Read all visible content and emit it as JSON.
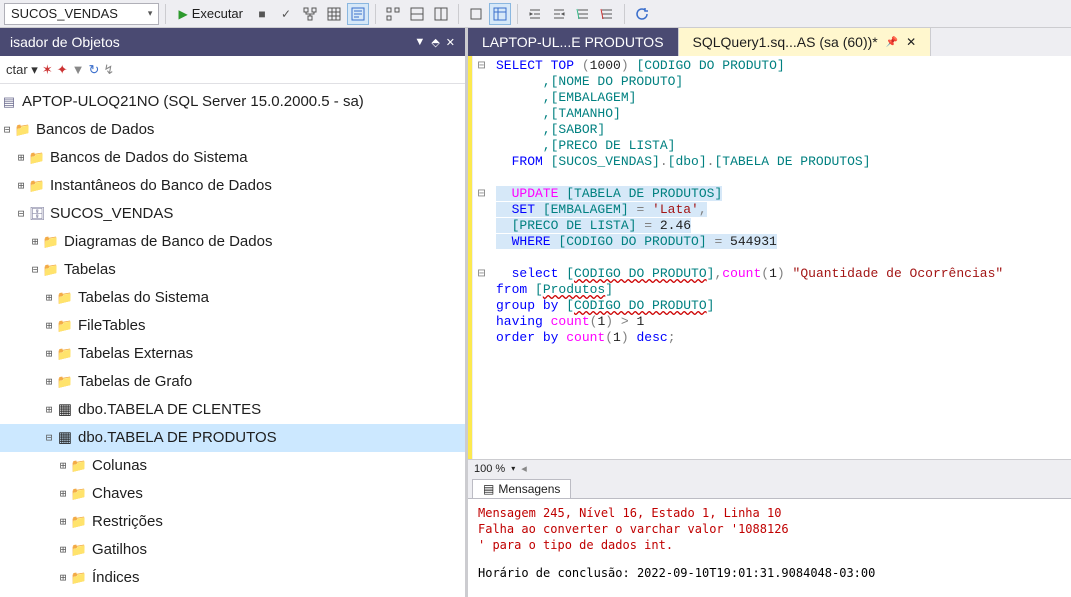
{
  "toolbar": {
    "database": "SUCOS_VENDAS",
    "execute": "Executar"
  },
  "sidebar": {
    "title": "isador de Objetos",
    "connect_label": "ctar ▾",
    "server": "APTOP-ULOQ21NO (SQL Server 15.0.2000.5 - sa)",
    "nodes": {
      "bancos": "Bancos de Dados",
      "bancos_sistema": "Bancos de Dados do Sistema",
      "instantaneos": "Instantâneos do Banco de Dados",
      "sucos": "SUCOS_VENDAS",
      "diagramas": "Diagramas de Banco de Dados",
      "tabelas": "Tabelas",
      "tab_sistema": "Tabelas do Sistema",
      "filetables": "FileTables",
      "tab_externas": "Tabelas Externas",
      "tab_grafo": "Tabelas de Grafo",
      "clientes": "dbo.TABELA DE CLENTES",
      "produtos": "dbo.TABELA DE PRODUTOS",
      "colunas": "Colunas",
      "chaves": "Chaves",
      "restricoes": "Restrições",
      "gatilhos": "Gatilhos",
      "indices": "Índices"
    }
  },
  "tabs": {
    "inactive": "LAPTOP-UL...E PRODUTOS",
    "active": "SQLQuery1.sq...AS (sa (60))*"
  },
  "code": {
    "l1a": "SELECT",
    "l1b": " TOP ",
    "l1c": "(",
    "l1d": "1000",
    "l1e": ")",
    "l1f": " [CODIGO DO PRODUTO]",
    "l2": "      ,[NOME DO PRODUTO]",
    "l3": "      ,[EMBALAGEM]",
    "l4": "      ,[TAMANHO]",
    "l5": "      ,[SABOR]",
    "l6": "      ,[PRECO DE LISTA]",
    "l7a": "  FROM",
    "l7b": " [SUCOS_VENDAS]",
    "l7c": ".",
    "l7d": "[dbo]",
    "l7e": ".",
    "l7f": "[TABELA DE PRODUTOS]",
    "l9a": "  UPDATE",
    "l9b": " [TABELA DE PRODUTOS]",
    "l10a": "  SET",
    "l10b": " [EMBALAGEM] ",
    "l10c": "=",
    "l10d": " 'Lata'",
    "l10e": ",",
    "l11a": "  [PRECO DE LISTA] ",
    "l11b": "=",
    "l11c": " 2.46",
    "l12a": "  WHERE",
    "l12b": " [CODIGO DO PRODUTO] ",
    "l12c": "=",
    "l12d": " 544931",
    "l14a": "  select",
    "l14b": " [",
    "l14c": "CODIGO DO PRODUTO",
    "l14d": "]",
    "l14e": ",",
    "l14f": "count",
    "l14g": "(",
    "l14h": "1",
    "l14i": ")",
    "l14j": " \"Quantidade de Ocorrências\"",
    "l15a": "from",
    "l15b": " [",
    "l15c": "Produtos",
    "l15d": "]",
    "l16a": "group",
    "l16b": " by",
    "l16c": " [",
    "l16d": "CODIGO DO PRODUTO",
    "l16e": "]",
    "l17a": "having",
    "l17b": " count",
    "l17c": "(",
    "l17d": "1",
    "l17e": ")",
    "l17f": " >",
    "l17g": " 1",
    "l18a": "order",
    "l18b": " by",
    "l18c": " count",
    "l18d": "(",
    "l18e": "1",
    "l18f": ")",
    "l18g": " desc",
    "l18h": ";"
  },
  "zoom": "100 %",
  "msg_tab": "Mensagens",
  "messages": {
    "l1": "Mensagem 245, Nível 16, Estado 1, Linha 10",
    "l2": "Falha ao converter o varchar valor '1088126",
    "l3": "' para o tipo de dados int.",
    "l4": "Horário de conclusão: 2022-09-10T19:01:31.9084048-03:00"
  }
}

WORK INSTRUCTIONS:
In the listing, find all lines with the string "Tabelas" and copy them.

ANSWER TO THIS EXERCISE:
      "tabelas": "Tabelas",
      "tab_sistema": "Tabelas do Sistema",
      "tab_externas": "Tabelas Externas",
      "tab_grafo": "Tabelas de Grafo",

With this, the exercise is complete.